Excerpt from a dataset
+ + +
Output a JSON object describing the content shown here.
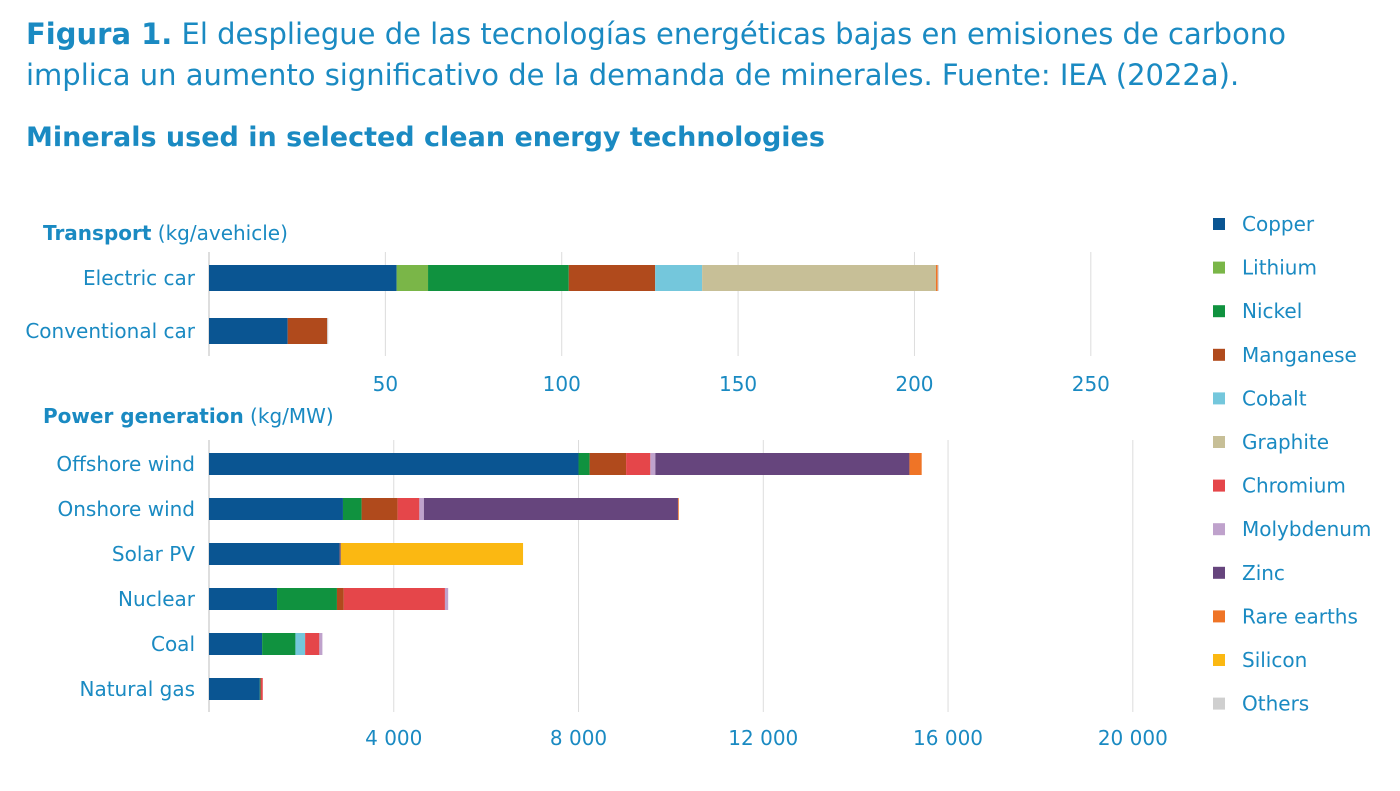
{
  "caption": {
    "label": "Figura 1.",
    "text": "El despliegue de las tecnologías energéticas bajas en emisiones de carbono implica un aumento significativo de la demanda de minerales. Fuente: IEA (2022a)."
  },
  "chart_data": {
    "type": "bar",
    "title": "Minerals used in selected clean energy technologies",
    "minerals": [
      "Copper",
      "Lithium",
      "Nickel",
      "Manganese",
      "Cobalt",
      "Graphite",
      "Chromium",
      "Molybdenum",
      "Zinc",
      "Rare earths",
      "Silicon",
      "Others"
    ],
    "colors": {
      "Copper": "#0a5592",
      "Lithium": "#7ab648",
      "Nickel": "#10923f",
      "Manganese": "#b04a1c",
      "Cobalt": "#74c7dc",
      "Graphite": "#c7bf97",
      "Chromium": "#e5464a",
      "Molybdenum": "#bfa2cc",
      "Zinc": "#66457d",
      "Rare earths": "#ef7426",
      "Silicon": "#fbb812",
      "Others": "#cfcfcf"
    },
    "panels": [
      {
        "title": "Transport",
        "unit": "(kg/avehicle)",
        "xlim": [
          0,
          275
        ],
        "ticks": [
          50,
          100,
          150,
          200,
          250
        ],
        "tick_labels": [
          "50",
          "100",
          "150",
          "200",
          "250"
        ],
        "categories": [
          "Electric car",
          "Conventional car"
        ],
        "series": [
          {
            "name": "Copper",
            "values": [
              53.2,
              22.3
            ]
          },
          {
            "name": "Lithium",
            "values": [
              8.9,
              0
            ]
          },
          {
            "name": "Nickel",
            "values": [
              39.9,
              0
            ]
          },
          {
            "name": "Manganese",
            "values": [
              24.5,
              11.2
            ]
          },
          {
            "name": "Cobalt",
            "values": [
              13.3,
              0
            ]
          },
          {
            "name": "Graphite",
            "values": [
              66.3,
              0
            ]
          },
          {
            "name": "Chromium",
            "values": [
              0,
              0
            ]
          },
          {
            "name": "Molybdenum",
            "values": [
              0,
              0
            ]
          },
          {
            "name": "Zinc",
            "values": [
              0,
              0
            ]
          },
          {
            "name": "Rare earths",
            "values": [
              0.5,
              0
            ]
          },
          {
            "name": "Silicon",
            "values": [
              0,
              0
            ]
          },
          {
            "name": "Others",
            "values": [
              0.3,
              0.3
            ]
          }
        ]
      },
      {
        "title": "Power generation",
        "unit": "(kg/MW)",
        "xlim": [
          0,
          21000
        ],
        "ticks": [
          4000,
          8000,
          12000,
          16000,
          20000
        ],
        "tick_labels": [
          "4 000",
          "8 000",
          "12 000",
          "16 000",
          "20 000"
        ],
        "categories": [
          "Offshore wind",
          "Onshore wind",
          "Solar PV",
          "Nuclear",
          "Coal",
          "Natural gas"
        ],
        "series": [
          {
            "name": "Copper",
            "values": [
              8000,
              2900,
              2822,
              1473,
              1150,
              1100
            ]
          },
          {
            "name": "Lithium",
            "values": [
              0,
              0,
              0,
              0,
              0,
              0
            ]
          },
          {
            "name": "Nickel",
            "values": [
              240,
              404,
              1,
              1297,
              721,
              16
            ]
          },
          {
            "name": "Manganese",
            "values": [
              790,
              780,
              0,
              148,
              0,
              0
            ]
          },
          {
            "name": "Cobalt",
            "values": [
              0,
              0,
              0,
              0,
              210,
              0
            ]
          },
          {
            "name": "Graphite",
            "values": [
              0,
              0,
              0,
              0,
              0,
              0
            ]
          },
          {
            "name": "Chromium",
            "values": [
              525,
              470,
              0,
              2190,
              308,
              48
            ]
          },
          {
            "name": "Molybdenum",
            "values": [
              109,
              99,
              0,
              70,
              66,
              0
            ]
          },
          {
            "name": "Zinc",
            "values": [
              5500,
              5500,
              30,
              0,
              0,
              0
            ]
          },
          {
            "name": "Rare earths",
            "values": [
              265,
              14,
              0,
              0,
              0,
              0
            ]
          },
          {
            "name": "Silicon",
            "values": [
              0,
              0,
              3946,
              0,
              0,
              0
            ]
          },
          {
            "name": "Others",
            "values": [
              0,
              0,
              0,
              0,
              0,
              0
            ]
          }
        ]
      }
    ]
  }
}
+ + +
- [EXERCISE GOAL] Above are the records; reproduce them exactly and leave out the pictures.

- [OUTPUT FOR THIS EXERCISE]
Output a JSON object describing the content shown here.
{
  "caption": {
    "label": "Figura 1.",
    "text": "El despliegue de las tecnologías energéticas bajas en emisiones de carbono implica un aumento significativo de la demanda de minerales. Fuente: IEA (2022a)."
  },
  "chart_data": {
    "type": "bar",
    "title": "Minerals used in selected clean energy technologies",
    "minerals": [
      "Copper",
      "Lithium",
      "Nickel",
      "Manganese",
      "Cobalt",
      "Graphite",
      "Chromium",
      "Molybdenum",
      "Zinc",
      "Rare earths",
      "Silicon",
      "Others"
    ],
    "colors": {
      "Copper": "#0a5592",
      "Lithium": "#7ab648",
      "Nickel": "#10923f",
      "Manganese": "#b04a1c",
      "Cobalt": "#74c7dc",
      "Graphite": "#c7bf97",
      "Chromium": "#e5464a",
      "Molybdenum": "#bfa2cc",
      "Zinc": "#66457d",
      "Rare earths": "#ef7426",
      "Silicon": "#fbb812",
      "Others": "#cfcfcf"
    },
    "panels": [
      {
        "title": "Transport",
        "unit": "(kg/avehicle)",
        "xlim": [
          0,
          275
        ],
        "ticks": [
          50,
          100,
          150,
          200,
          250
        ],
        "tick_labels": [
          "50",
          "100",
          "150",
          "200",
          "250"
        ],
        "categories": [
          "Electric car",
          "Conventional car"
        ],
        "series": [
          {
            "name": "Copper",
            "values": [
              53.2,
              22.3
            ]
          },
          {
            "name": "Lithium",
            "values": [
              8.9,
              0
            ]
          },
          {
            "name": "Nickel",
            "values": [
              39.9,
              0
            ]
          },
          {
            "name": "Manganese",
            "values": [
              24.5,
              11.2
            ]
          },
          {
            "name": "Cobalt",
            "values": [
              13.3,
              0
            ]
          },
          {
            "name": "Graphite",
            "values": [
              66.3,
              0
            ]
          },
          {
            "name": "Chromium",
            "values": [
              0,
              0
            ]
          },
          {
            "name": "Molybdenum",
            "values": [
              0,
              0
            ]
          },
          {
            "name": "Zinc",
            "values": [
              0,
              0
            ]
          },
          {
            "name": "Rare earths",
            "values": [
              0.5,
              0
            ]
          },
          {
            "name": "Silicon",
            "values": [
              0,
              0
            ]
          },
          {
            "name": "Others",
            "values": [
              0.3,
              0.3
            ]
          }
        ]
      },
      {
        "title": "Power generation",
        "unit": "(kg/MW)",
        "xlim": [
          0,
          21000
        ],
        "ticks": [
          4000,
          8000,
          12000,
          16000,
          20000
        ],
        "tick_labels": [
          "4 000",
          "8 000",
          "12 000",
          "16 000",
          "20 000"
        ],
        "categories": [
          "Offshore wind",
          "Onshore wind",
          "Solar PV",
          "Nuclear",
          "Coal",
          "Natural gas"
        ],
        "series": [
          {
            "name": "Copper",
            "values": [
              8000,
              2900,
              2822,
              1473,
              1150,
              1100
            ]
          },
          {
            "name": "Lithium",
            "values": [
              0,
              0,
              0,
              0,
              0,
              0
            ]
          },
          {
            "name": "Nickel",
            "values": [
              240,
              404,
              1,
              1297,
              721,
              16
            ]
          },
          {
            "name": "Manganese",
            "values": [
              790,
              780,
              0,
              148,
              0,
              0
            ]
          },
          {
            "name": "Cobalt",
            "values": [
              0,
              0,
              0,
              0,
              210,
              0
            ]
          },
          {
            "name": "Graphite",
            "values": [
              0,
              0,
              0,
              0,
              0,
              0
            ]
          },
          {
            "name": "Chromium",
            "values": [
              525,
              470,
              0,
              2190,
              308,
              48
            ]
          },
          {
            "name": "Molybdenum",
            "values": [
              109,
              99,
              0,
              70,
              66,
              0
            ]
          },
          {
            "name": "Zinc",
            "values": [
              5500,
              5500,
              30,
              0,
              0,
              0
            ]
          },
          {
            "name": "Rare earths",
            "values": [
              265,
              14,
              0,
              0,
              0,
              0
            ]
          },
          {
            "name": "Silicon",
            "values": [
              0,
              0,
              3946,
              0,
              0,
              0
            ]
          },
          {
            "name": "Others",
            "values": [
              0,
              0,
              0,
              0,
              0,
              0
            ]
          }
        ]
      }
    ]
  }
}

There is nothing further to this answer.